**Goal of the exercise:** Gather every line that includes the word "name", please.

** begin Materials provided **

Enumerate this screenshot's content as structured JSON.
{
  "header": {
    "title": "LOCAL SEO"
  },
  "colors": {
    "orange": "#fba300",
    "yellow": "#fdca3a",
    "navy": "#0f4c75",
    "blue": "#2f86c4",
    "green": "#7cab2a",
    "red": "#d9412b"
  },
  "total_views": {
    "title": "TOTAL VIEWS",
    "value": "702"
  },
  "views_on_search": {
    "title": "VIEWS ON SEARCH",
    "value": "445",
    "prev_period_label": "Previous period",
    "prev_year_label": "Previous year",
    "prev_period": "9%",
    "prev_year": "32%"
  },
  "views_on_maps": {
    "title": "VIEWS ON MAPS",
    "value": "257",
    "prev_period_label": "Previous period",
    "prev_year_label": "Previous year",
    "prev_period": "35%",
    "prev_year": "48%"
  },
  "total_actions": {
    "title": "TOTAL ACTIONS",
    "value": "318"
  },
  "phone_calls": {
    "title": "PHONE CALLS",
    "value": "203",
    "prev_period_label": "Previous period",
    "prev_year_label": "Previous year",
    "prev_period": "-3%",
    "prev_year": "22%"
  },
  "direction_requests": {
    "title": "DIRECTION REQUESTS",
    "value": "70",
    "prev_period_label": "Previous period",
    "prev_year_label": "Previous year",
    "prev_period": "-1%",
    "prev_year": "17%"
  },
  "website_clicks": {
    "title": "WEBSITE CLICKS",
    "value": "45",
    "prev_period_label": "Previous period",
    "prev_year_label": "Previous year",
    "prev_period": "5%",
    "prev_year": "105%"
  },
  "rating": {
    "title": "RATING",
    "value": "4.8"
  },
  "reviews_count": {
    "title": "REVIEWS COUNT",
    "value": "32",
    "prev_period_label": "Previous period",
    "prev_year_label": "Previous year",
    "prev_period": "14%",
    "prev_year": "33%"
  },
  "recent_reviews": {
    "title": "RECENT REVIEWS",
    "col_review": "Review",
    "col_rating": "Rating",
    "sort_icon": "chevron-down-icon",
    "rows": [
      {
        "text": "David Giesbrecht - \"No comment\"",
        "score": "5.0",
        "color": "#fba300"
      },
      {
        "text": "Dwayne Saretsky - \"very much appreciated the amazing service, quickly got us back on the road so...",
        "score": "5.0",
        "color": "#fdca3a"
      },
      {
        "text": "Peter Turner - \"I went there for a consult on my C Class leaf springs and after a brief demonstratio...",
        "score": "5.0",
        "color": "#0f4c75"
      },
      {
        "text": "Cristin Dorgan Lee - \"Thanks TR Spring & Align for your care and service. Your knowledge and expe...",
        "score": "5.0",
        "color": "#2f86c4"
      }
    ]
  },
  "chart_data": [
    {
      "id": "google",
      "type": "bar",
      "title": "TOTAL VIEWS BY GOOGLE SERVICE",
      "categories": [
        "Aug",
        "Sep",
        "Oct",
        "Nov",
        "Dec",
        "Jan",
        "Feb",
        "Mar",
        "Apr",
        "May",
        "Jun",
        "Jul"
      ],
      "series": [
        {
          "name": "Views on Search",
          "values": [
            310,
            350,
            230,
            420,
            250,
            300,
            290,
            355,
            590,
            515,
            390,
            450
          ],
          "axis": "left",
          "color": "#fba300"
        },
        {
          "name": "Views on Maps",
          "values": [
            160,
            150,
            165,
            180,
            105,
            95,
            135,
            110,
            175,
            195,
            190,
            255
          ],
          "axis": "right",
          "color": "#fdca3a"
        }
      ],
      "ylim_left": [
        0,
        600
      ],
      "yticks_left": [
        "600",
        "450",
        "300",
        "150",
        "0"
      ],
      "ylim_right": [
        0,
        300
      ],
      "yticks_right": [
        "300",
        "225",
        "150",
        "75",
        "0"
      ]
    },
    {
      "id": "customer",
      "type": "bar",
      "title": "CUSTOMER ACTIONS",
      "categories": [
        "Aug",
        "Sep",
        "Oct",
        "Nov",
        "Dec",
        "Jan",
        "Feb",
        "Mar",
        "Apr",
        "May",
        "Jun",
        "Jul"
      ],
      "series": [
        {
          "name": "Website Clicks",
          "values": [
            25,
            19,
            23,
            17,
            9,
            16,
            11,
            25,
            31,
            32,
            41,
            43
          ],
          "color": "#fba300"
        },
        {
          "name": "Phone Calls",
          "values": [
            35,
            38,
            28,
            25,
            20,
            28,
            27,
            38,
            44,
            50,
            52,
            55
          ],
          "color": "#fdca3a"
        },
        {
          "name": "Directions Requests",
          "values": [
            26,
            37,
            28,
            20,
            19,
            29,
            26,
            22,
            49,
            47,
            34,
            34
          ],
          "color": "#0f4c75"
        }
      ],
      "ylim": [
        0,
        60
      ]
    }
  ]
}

** end Materials provided **

**The answer:**
          "name": "Views on Search",
          "name": "Views on Maps",
          "name": "Website Clicks",
          "name": "Phone Calls",
          "name": "Directions Requests",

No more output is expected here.